▶ _EXERCISE BRIEF_: Copy word for word the stretch of rows from the first row through the line containing "row-qualification [282,1050,842,1078]", including both of those lines.

▶ _EXTRACTED ENTRIES_:
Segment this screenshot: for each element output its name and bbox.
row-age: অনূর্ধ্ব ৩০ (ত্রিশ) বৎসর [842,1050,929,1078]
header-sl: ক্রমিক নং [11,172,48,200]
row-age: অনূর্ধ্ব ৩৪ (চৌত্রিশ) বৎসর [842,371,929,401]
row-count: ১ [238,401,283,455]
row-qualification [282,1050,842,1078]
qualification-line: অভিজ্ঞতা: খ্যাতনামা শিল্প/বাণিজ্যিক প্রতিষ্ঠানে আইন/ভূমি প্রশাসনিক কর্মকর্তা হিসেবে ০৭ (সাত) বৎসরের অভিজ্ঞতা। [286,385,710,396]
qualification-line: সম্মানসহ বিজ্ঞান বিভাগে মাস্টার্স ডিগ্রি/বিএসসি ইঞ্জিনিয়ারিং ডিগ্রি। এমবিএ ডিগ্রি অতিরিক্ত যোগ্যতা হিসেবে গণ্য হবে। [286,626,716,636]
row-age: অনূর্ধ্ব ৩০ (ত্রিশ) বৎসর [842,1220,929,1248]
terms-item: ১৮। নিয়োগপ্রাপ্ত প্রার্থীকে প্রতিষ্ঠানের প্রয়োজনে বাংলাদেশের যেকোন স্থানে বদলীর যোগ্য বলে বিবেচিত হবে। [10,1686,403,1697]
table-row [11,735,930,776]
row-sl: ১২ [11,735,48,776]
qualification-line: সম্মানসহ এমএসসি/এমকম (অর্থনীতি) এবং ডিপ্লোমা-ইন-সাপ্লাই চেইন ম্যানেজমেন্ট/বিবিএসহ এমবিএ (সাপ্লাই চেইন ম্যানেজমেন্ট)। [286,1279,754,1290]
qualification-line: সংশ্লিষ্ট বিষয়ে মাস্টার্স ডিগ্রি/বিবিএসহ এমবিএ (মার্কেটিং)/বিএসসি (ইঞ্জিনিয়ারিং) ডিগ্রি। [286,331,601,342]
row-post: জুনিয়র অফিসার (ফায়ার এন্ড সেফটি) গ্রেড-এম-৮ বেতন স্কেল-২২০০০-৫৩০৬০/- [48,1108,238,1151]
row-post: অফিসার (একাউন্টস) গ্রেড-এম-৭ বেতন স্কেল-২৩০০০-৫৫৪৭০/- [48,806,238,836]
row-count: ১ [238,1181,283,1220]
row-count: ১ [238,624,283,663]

▶ _RESPONSE TO THIS EXERCISE_:
Segment this screenshot: for each element output its name and bbox.
row-age: অনূর্ধ্ব ৩০ (ত্রিশ) বৎসর [842,1050,929,1078]
header-sl: ক্রমিক নং [11,172,48,200]
row-age: অনূর্ধ্ব ৩৪ (চৌত্রিশ) বৎসর [842,371,929,401]
row-count: ১ [238,401,283,455]
row-qualification [282,1050,842,1078]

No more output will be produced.